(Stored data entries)
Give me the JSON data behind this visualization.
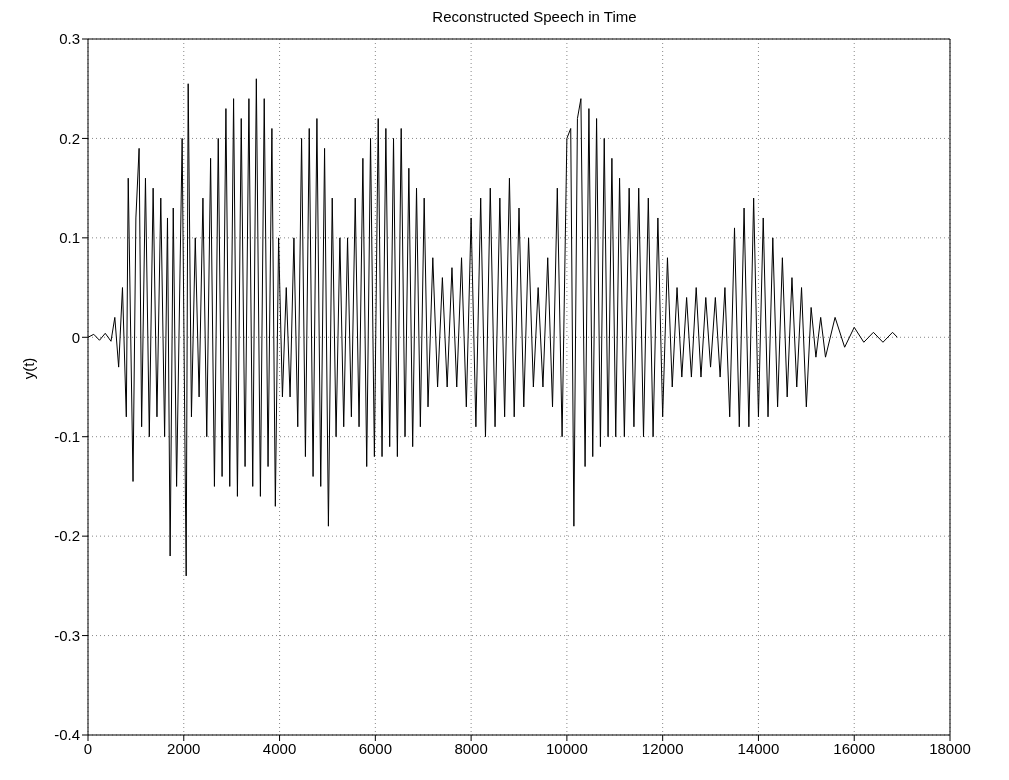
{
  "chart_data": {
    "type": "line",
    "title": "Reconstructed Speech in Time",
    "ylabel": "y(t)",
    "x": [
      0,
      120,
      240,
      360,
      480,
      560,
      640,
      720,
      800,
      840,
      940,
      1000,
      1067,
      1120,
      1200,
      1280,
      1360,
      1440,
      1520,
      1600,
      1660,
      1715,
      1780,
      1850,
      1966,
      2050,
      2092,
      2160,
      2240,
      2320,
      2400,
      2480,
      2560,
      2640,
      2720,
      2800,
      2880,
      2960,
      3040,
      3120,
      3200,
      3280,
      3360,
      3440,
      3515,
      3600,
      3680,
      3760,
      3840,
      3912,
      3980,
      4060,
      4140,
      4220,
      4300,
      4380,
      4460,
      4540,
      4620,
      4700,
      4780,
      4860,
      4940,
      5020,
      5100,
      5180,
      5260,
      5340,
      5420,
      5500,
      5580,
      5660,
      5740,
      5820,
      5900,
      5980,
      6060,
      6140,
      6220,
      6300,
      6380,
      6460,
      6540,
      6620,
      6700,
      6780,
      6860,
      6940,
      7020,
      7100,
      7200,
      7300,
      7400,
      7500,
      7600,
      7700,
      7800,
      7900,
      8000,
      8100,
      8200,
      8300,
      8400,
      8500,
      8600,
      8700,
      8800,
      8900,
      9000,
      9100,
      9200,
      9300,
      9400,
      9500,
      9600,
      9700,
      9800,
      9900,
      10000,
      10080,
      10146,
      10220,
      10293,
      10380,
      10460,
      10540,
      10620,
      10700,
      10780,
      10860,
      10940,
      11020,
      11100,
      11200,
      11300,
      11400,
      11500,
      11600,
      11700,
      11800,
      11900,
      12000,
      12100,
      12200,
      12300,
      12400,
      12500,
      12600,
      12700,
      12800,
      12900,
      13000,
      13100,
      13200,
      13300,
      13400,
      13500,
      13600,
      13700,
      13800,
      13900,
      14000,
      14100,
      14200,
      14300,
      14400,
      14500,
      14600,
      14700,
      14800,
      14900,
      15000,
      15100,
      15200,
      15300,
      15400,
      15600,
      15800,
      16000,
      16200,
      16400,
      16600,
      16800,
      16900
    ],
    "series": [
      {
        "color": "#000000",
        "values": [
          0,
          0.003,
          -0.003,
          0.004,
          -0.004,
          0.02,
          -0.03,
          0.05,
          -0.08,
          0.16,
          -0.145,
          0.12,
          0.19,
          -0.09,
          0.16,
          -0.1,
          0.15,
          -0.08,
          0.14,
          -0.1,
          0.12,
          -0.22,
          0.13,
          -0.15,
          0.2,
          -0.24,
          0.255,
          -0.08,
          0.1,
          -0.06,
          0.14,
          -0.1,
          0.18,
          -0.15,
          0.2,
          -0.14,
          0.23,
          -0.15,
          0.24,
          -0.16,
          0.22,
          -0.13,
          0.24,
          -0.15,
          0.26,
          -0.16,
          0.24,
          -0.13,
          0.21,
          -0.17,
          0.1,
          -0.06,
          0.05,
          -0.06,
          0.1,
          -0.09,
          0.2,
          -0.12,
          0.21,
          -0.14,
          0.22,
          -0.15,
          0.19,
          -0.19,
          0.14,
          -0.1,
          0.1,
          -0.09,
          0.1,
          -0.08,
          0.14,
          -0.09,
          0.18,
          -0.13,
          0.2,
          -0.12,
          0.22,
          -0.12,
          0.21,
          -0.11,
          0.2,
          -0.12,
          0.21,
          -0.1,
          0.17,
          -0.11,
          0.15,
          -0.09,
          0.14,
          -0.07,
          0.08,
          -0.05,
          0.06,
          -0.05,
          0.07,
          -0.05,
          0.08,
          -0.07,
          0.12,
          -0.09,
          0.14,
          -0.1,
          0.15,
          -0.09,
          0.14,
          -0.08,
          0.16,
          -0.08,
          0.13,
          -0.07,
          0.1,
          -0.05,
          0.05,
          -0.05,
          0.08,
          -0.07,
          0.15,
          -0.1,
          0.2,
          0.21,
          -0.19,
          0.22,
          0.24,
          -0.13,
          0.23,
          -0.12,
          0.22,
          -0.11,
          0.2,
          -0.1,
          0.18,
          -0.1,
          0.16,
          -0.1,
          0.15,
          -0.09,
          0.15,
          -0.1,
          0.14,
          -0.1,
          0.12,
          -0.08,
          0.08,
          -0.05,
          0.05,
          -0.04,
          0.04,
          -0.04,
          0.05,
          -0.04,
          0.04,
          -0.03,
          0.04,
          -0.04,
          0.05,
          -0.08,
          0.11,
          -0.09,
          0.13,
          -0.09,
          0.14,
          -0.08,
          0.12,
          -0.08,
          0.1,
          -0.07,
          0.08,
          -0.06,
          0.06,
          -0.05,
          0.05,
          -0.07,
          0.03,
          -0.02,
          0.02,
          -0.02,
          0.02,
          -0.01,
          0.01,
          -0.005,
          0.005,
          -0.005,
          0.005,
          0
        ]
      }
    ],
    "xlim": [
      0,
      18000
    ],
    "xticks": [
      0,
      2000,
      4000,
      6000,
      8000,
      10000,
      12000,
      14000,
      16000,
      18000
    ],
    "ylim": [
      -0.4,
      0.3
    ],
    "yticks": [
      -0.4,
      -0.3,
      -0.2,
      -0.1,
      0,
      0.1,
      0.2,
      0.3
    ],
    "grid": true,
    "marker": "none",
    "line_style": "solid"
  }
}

WHAT IS EXPECTED: Copy out all of the material exactly as written, without its pictures.

EXPECTED ANSWER:
Give me the JSON data behind this visualization.
{
  "chart_data": {
    "type": "line",
    "title": "Reconstructed Speech in Time",
    "ylabel": "y(t)",
    "x": [
      0,
      120,
      240,
      360,
      480,
      560,
      640,
      720,
      800,
      840,
      940,
      1000,
      1067,
      1120,
      1200,
      1280,
      1360,
      1440,
      1520,
      1600,
      1660,
      1715,
      1780,
      1850,
      1966,
      2050,
      2092,
      2160,
      2240,
      2320,
      2400,
      2480,
      2560,
      2640,
      2720,
      2800,
      2880,
      2960,
      3040,
      3120,
      3200,
      3280,
      3360,
      3440,
      3515,
      3600,
      3680,
      3760,
      3840,
      3912,
      3980,
      4060,
      4140,
      4220,
      4300,
      4380,
      4460,
      4540,
      4620,
      4700,
      4780,
      4860,
      4940,
      5020,
      5100,
      5180,
      5260,
      5340,
      5420,
      5500,
      5580,
      5660,
      5740,
      5820,
      5900,
      5980,
      6060,
      6140,
      6220,
      6300,
      6380,
      6460,
      6540,
      6620,
      6700,
      6780,
      6860,
      6940,
      7020,
      7100,
      7200,
      7300,
      7400,
      7500,
      7600,
      7700,
      7800,
      7900,
      8000,
      8100,
      8200,
      8300,
      8400,
      8500,
      8600,
      8700,
      8800,
      8900,
      9000,
      9100,
      9200,
      9300,
      9400,
      9500,
      9600,
      9700,
      9800,
      9900,
      10000,
      10080,
      10146,
      10220,
      10293,
      10380,
      10460,
      10540,
      10620,
      10700,
      10780,
      10860,
      10940,
      11020,
      11100,
      11200,
      11300,
      11400,
      11500,
      11600,
      11700,
      11800,
      11900,
      12000,
      12100,
      12200,
      12300,
      12400,
      12500,
      12600,
      12700,
      12800,
      12900,
      13000,
      13100,
      13200,
      13300,
      13400,
      13500,
      13600,
      13700,
      13800,
      13900,
      14000,
      14100,
      14200,
      14300,
      14400,
      14500,
      14600,
      14700,
      14800,
      14900,
      15000,
      15100,
      15200,
      15300,
      15400,
      15600,
      15800,
      16000,
      16200,
      16400,
      16600,
      16800,
      16900
    ],
    "series": [
      {
        "color": "#000000",
        "values": [
          0,
          0.003,
          -0.003,
          0.004,
          -0.004,
          0.02,
          -0.03,
          0.05,
          -0.08,
          0.16,
          -0.145,
          0.12,
          0.19,
          -0.09,
          0.16,
          -0.1,
          0.15,
          -0.08,
          0.14,
          -0.1,
          0.12,
          -0.22,
          0.13,
          -0.15,
          0.2,
          -0.24,
          0.255,
          -0.08,
          0.1,
          -0.06,
          0.14,
          -0.1,
          0.18,
          -0.15,
          0.2,
          -0.14,
          0.23,
          -0.15,
          0.24,
          -0.16,
          0.22,
          -0.13,
          0.24,
          -0.15,
          0.26,
          -0.16,
          0.24,
          -0.13,
          0.21,
          -0.17,
          0.1,
          -0.06,
          0.05,
          -0.06,
          0.1,
          -0.09,
          0.2,
          -0.12,
          0.21,
          -0.14,
          0.22,
          -0.15,
          0.19,
          -0.19,
          0.14,
          -0.1,
          0.1,
          -0.09,
          0.1,
          -0.08,
          0.14,
          -0.09,
          0.18,
          -0.13,
          0.2,
          -0.12,
          0.22,
          -0.12,
          0.21,
          -0.11,
          0.2,
          -0.12,
          0.21,
          -0.1,
          0.17,
          -0.11,
          0.15,
          -0.09,
          0.14,
          -0.07,
          0.08,
          -0.05,
          0.06,
          -0.05,
          0.07,
          -0.05,
          0.08,
          -0.07,
          0.12,
          -0.09,
          0.14,
          -0.1,
          0.15,
          -0.09,
          0.14,
          -0.08,
          0.16,
          -0.08,
          0.13,
          -0.07,
          0.1,
          -0.05,
          0.05,
          -0.05,
          0.08,
          -0.07,
          0.15,
          -0.1,
          0.2,
          0.21,
          -0.19,
          0.22,
          0.24,
          -0.13,
          0.23,
          -0.12,
          0.22,
          -0.11,
          0.2,
          -0.1,
          0.18,
          -0.1,
          0.16,
          -0.1,
          0.15,
          -0.09,
          0.15,
          -0.1,
          0.14,
          -0.1,
          0.12,
          -0.08,
          0.08,
          -0.05,
          0.05,
          -0.04,
          0.04,
          -0.04,
          0.05,
          -0.04,
          0.04,
          -0.03,
          0.04,
          -0.04,
          0.05,
          -0.08,
          0.11,
          -0.09,
          0.13,
          -0.09,
          0.14,
          -0.08,
          0.12,
          -0.08,
          0.1,
          -0.07,
          0.08,
          -0.06,
          0.06,
          -0.05,
          0.05,
          -0.07,
          0.03,
          -0.02,
          0.02,
          -0.02,
          0.02,
          -0.01,
          0.01,
          -0.005,
          0.005,
          -0.005,
          0.005,
          0
        ]
      }
    ],
    "xlim": [
      0,
      18000
    ],
    "xticks": [
      0,
      2000,
      4000,
      6000,
      8000,
      10000,
      12000,
      14000,
      16000,
      18000
    ],
    "ylim": [
      -0.4,
      0.3
    ],
    "yticks": [
      -0.4,
      -0.3,
      -0.2,
      -0.1,
      0,
      0.1,
      0.2,
      0.3
    ],
    "grid": true,
    "marker": "none",
    "line_style": "solid"
  }
}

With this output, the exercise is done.